Quote all of the data that follows exactly as written, skipping the images.

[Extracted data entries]
-- -- --

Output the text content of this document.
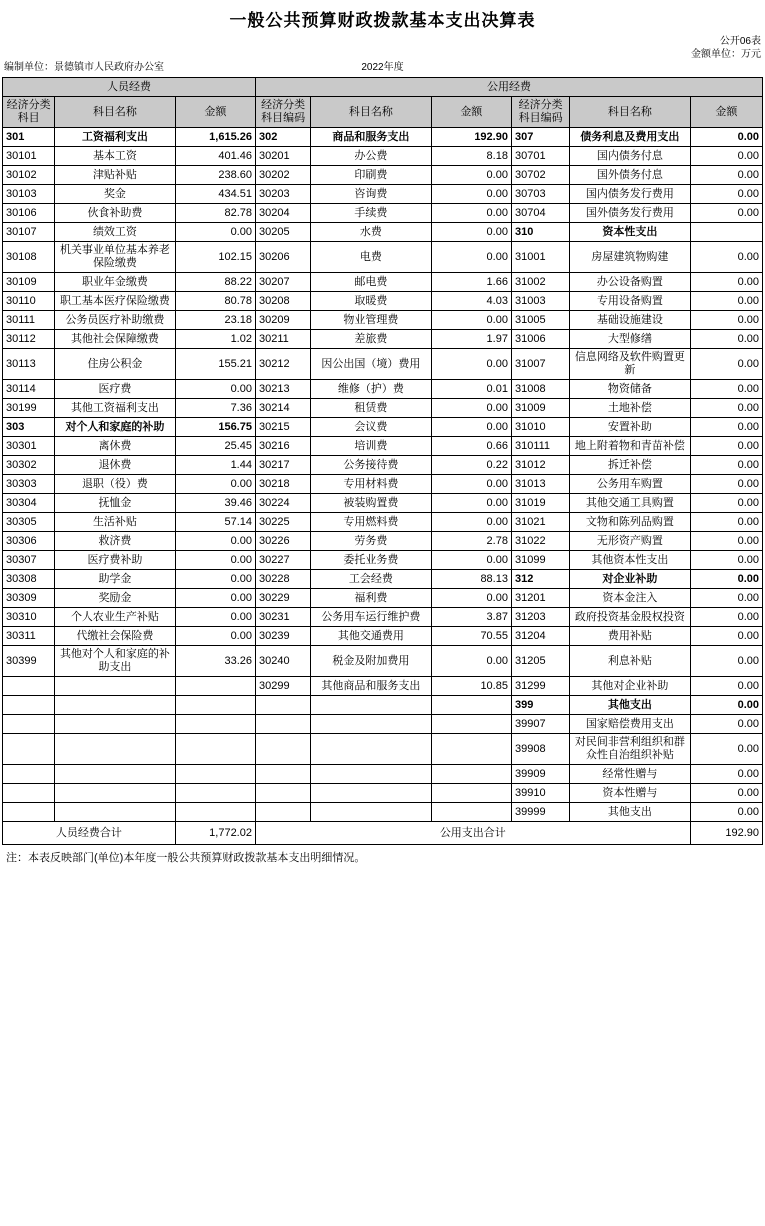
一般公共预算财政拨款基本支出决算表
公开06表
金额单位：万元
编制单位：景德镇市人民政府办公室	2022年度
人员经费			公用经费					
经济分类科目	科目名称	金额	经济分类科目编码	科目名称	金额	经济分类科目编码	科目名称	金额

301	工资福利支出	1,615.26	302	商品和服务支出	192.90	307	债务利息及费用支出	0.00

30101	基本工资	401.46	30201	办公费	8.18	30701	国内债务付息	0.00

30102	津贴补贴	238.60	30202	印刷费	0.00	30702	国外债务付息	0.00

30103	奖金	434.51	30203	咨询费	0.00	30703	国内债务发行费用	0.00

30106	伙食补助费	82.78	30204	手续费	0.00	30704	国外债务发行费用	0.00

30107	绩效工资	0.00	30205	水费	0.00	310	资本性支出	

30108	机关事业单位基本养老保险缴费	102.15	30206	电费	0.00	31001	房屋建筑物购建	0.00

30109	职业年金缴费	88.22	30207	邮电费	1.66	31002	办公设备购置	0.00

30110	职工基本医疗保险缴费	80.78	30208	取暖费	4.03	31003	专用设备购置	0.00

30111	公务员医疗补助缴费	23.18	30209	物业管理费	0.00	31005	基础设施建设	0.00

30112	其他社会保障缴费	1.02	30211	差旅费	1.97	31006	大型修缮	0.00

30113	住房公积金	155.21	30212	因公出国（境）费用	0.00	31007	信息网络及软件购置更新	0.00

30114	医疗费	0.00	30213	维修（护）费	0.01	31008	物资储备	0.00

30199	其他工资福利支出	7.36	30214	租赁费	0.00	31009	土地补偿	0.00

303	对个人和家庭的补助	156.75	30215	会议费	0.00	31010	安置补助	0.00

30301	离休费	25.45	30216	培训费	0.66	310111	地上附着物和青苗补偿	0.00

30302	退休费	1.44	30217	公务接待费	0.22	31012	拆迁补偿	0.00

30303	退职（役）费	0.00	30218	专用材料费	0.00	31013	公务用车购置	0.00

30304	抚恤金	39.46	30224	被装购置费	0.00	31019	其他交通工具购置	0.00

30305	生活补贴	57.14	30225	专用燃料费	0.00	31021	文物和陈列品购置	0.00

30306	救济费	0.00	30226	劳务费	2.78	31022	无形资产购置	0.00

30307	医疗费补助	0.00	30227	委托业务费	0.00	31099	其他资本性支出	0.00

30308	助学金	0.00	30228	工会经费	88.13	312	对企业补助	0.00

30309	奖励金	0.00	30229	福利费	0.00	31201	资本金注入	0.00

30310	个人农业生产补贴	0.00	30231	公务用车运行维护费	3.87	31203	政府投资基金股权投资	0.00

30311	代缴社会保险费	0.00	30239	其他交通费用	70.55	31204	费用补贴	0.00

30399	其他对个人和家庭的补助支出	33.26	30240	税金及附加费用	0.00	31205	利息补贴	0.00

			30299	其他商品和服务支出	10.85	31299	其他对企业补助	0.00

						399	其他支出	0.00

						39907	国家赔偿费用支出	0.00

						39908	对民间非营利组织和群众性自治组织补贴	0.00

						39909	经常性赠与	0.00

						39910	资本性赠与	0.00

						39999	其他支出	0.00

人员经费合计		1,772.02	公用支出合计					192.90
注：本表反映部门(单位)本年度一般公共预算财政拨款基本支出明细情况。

-- -- --

Reply:
Output the text content of this document.
一般公共预算财政拨款基本支出决算表
公开06表
金额单位：万元
编制单位：景德镇市人民政府办公室	2022年度
人员经费			公用经费					
经济分类科目	科目名称	金额	经济分类科目编码	科目名称	金额	经济分类科目编码	科目名称	金额

301	工资福利支出	1,615.26	302	商品和服务支出	192.90	307	债务利息及费用支出	0.00

30101	基本工资	401.46	30201	办公费	8.18	30701	国内债务付息	0.00

30102	津贴补贴	238.60	30202	印刷费	0.00	30702	国外债务付息	0.00

30103	奖金	434.51	30203	咨询费	0.00	30703	国内债务发行费用	0.00

30106	伙食补助费	82.78	30204	手续费	0.00	30704	国外债务发行费用	0.00

30107	绩效工资	0.00	30205	水费	0.00	310	资本性支出	

30108	机关事业单位基本养老保险缴费	102.15	30206	电费	0.00	31001	房屋建筑物购建	0.00

30109	职业年金缴费	88.22	30207	邮电费	1.66	31002	办公设备购置	0.00

30110	职工基本医疗保险缴费	80.78	30208	取暖费	4.03	31003	专用设备购置	0.00

30111	公务员医疗补助缴费	23.18	30209	物业管理费	0.00	31005	基础设施建设	0.00

30112	其他社会保障缴费	1.02	30211	差旅费	1.97	31006	大型修缮	0.00

30113	住房公积金	155.21	30212	因公出国（境）费用	0.00	31007	信息网络及软件购置更新	0.00

30114	医疗费	0.00	30213	维修（护）费	0.01	31008	物资储备	0.00

30199	其他工资福利支出	7.36	30214	租赁费	0.00	31009	土地补偿	0.00

303	对个人和家庭的补助	156.75	30215	会议费	0.00	31010	安置补助	0.00

30301	离休费	25.45	30216	培训费	0.66	310111	地上附着物和青苗补偿	0.00

30302	退休费	1.44	30217	公务接待费	0.22	31012	拆迁补偿	0.00

30303	退职（役）费	0.00	30218	专用材料费	0.00	31013	公务用车购置	0.00

30304	抚恤金	39.46	30224	被装购置费	0.00	31019	其他交通工具购置	0.00

30305	生活补贴	57.14	30225	专用燃料费	0.00	31021	文物和陈列品购置	0.00

30306	救济费	0.00	30226	劳务费	2.78	31022	无形资产购置	0.00

30307	医疗费补助	0.00	30227	委托业务费	0.00	31099	其他资本性支出	0.00

30308	助学金	0.00	30228	工会经费	88.13	312	对企业补助	0.00

30309	奖励金	0.00	30229	福利费	0.00	31201	资本金注入	0.00

30310	个人农业生产补贴	0.00	30231	公务用车运行维护费	3.87	31203	政府投资基金股权投资	0.00

30311	代缴社会保险费	0.00	30239	其他交通费用	70.55	31204	费用补贴	0.00

30399	其他对个人和家庭的补助支出	33.26	30240	税金及附加费用	0.00	31205	利息补贴	0.00

			30299	其他商品和服务支出	10.85	31299	其他对企业补助	0.00

						399	其他支出	0.00

						39907	国家赔偿费用支出	0.00

						39908	对民间非营利组织和群众性自治组织补贴	0.00

						39909	经常性赠与	0.00

						39910	资本性赠与	0.00

						39999	其他支出	0.00

人员经费合计		1,772.02	公用支出合计					192.90
注：本表反映部门(单位)本年度一般公共预算财政拨款基本支出明细情况。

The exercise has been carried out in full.